**TASK PROMPT**. Please reproduce the lines of the listing verbatim, starting at its first line and ending at the line that contains "x-tick-label: 08-05 00", with both of those lines included.

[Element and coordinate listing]
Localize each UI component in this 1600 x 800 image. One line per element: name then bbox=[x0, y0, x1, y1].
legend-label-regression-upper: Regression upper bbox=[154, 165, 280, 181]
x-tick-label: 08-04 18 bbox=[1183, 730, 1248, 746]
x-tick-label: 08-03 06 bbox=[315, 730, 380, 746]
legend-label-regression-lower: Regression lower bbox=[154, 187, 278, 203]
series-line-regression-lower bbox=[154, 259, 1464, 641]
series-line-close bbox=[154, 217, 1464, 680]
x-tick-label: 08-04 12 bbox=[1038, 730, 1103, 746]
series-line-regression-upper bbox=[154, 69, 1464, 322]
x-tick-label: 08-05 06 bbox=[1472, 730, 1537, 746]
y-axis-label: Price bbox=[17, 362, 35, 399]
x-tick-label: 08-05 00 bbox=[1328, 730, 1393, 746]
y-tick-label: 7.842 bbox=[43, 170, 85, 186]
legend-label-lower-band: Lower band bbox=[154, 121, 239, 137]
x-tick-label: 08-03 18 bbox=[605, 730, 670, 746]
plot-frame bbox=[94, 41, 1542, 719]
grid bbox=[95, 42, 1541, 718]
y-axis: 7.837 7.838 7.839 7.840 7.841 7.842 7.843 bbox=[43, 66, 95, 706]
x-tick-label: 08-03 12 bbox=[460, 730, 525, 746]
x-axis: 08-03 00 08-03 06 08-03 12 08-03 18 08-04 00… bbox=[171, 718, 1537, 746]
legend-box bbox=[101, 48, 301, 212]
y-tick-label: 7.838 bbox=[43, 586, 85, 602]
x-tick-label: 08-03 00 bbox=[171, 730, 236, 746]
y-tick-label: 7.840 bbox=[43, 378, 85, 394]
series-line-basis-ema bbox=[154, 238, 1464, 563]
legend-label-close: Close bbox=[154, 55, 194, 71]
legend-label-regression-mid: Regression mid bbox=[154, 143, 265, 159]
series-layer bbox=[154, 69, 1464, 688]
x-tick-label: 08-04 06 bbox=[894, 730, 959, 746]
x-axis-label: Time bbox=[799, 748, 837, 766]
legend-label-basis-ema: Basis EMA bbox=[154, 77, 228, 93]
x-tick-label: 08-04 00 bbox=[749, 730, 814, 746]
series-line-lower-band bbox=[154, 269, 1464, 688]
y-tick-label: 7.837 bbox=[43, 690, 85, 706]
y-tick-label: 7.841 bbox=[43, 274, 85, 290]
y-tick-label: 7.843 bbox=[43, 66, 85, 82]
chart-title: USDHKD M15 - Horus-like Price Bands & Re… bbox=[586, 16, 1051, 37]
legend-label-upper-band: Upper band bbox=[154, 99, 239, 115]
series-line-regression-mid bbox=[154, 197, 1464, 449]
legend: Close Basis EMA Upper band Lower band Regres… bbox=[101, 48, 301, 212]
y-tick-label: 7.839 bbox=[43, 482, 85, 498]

**OUTPUT OF THE EXERCISE**.
Localize each UI component in this 1600 x 800 image. One line per element: name then bbox=[x0, y0, x1, y1].
legend-label-regression-upper: Regression upper bbox=[154, 165, 280, 181]
x-tick-label: 08-04 18 bbox=[1183, 730, 1248, 746]
x-tick-label: 08-03 06 bbox=[315, 730, 380, 746]
legend-label-regression-lower: Regression lower bbox=[154, 187, 278, 203]
series-line-regression-lower bbox=[154, 259, 1464, 641]
series-line-close bbox=[154, 217, 1464, 680]
x-tick-label: 08-04 12 bbox=[1038, 730, 1103, 746]
series-line-regression-upper bbox=[154, 69, 1464, 322]
x-tick-label: 08-05 06 bbox=[1472, 730, 1537, 746]
y-axis-label: Price bbox=[17, 362, 35, 399]
x-tick-label: 08-05 00 bbox=[1328, 730, 1393, 746]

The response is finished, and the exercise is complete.